[Stored records]
□ □ □ □ □ □ □

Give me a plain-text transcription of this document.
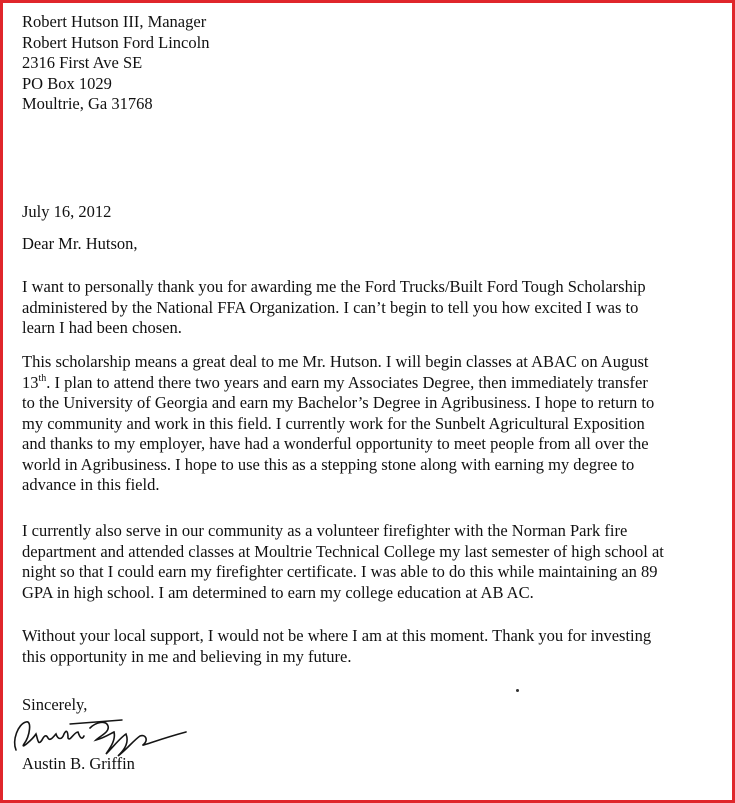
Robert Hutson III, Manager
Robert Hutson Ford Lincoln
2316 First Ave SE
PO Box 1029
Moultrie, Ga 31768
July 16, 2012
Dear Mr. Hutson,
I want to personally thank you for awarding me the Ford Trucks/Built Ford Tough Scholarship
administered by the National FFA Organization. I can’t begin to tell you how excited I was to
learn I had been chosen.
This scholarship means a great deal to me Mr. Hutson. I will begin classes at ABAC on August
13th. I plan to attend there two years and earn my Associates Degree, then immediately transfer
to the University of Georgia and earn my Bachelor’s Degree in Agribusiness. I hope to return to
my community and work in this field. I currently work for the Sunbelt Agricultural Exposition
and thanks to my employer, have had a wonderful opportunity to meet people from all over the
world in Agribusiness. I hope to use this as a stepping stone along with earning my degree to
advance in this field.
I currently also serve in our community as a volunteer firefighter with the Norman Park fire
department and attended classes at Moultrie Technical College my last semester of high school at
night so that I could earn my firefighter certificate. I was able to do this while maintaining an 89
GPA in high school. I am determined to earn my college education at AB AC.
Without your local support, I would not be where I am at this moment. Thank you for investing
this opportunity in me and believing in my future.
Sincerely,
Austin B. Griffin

□ □ □ □ □ □ □

## Work to do
Print each of the records above exactly as written, leaving no picture in the copy.

## Written solution
Give me a plain-text transcription of this document.
Robert Hutson III, Manager
Robert Hutson Ford Lincoln
2316 First Ave SE
PO Box 1029
Moultrie, Ga 31768
July 16, 2012
Dear Mr. Hutson,
I want to personally thank you for awarding me the Ford Trucks/Built Ford Tough Scholarship
administered by the National FFA Organization. I can’t begin to tell you how excited I was to
learn I had been chosen.
This scholarship means a great deal to me Mr. Hutson. I will begin classes at ABAC on August
13th. I plan to attend there two years and earn my Associates Degree, then immediately transfer
to the University of Georgia and earn my Bachelor’s Degree in Agribusiness. I hope to return to
my community and work in this field. I currently work for the Sunbelt Agricultural Exposition
and thanks to my employer, have had a wonderful opportunity to meet people from all over the
world in Agribusiness. I hope to use this as a stepping stone along with earning my degree to
advance in this field.
I currently also serve in our community as a volunteer firefighter with the Norman Park fire
department and attended classes at Moultrie Technical College my last semester of high school at
night so that I could earn my firefighter certificate. I was able to do this while maintaining an 89
GPA in high school. I am determined to earn my college education at AB AC.
Without your local support, I would not be where I am at this moment. Thank you for investing
this opportunity in me and believing in my future.
Sincerely,
Austin B. Griffin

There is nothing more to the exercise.